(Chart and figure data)

********

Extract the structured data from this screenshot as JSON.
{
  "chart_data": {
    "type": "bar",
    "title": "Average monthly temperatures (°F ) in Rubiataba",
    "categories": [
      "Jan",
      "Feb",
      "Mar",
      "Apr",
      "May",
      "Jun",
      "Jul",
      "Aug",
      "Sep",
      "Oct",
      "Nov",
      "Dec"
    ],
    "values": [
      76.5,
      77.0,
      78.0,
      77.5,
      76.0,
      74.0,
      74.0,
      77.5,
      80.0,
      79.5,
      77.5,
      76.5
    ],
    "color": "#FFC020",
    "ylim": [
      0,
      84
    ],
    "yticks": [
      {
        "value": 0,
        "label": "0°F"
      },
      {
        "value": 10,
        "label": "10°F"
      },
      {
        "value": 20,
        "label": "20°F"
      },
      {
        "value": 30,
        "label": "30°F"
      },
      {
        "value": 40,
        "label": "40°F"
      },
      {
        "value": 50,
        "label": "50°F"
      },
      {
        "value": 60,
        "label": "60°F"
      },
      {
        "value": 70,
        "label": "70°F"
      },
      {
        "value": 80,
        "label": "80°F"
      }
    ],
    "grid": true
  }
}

********

▶ [EXERCISE DETAILS]: Go through the records and copy each line with "label" in it.

▶ [ANSWER BELOW]:
        "label": "0°F"
        "label": "10°F"
        "label": "20°F"
        "label": "30°F"
        "label": "40°F"
        "label": "50°F"
        "label": "60°F"
        "label": "70°F"
        "label": "80°F"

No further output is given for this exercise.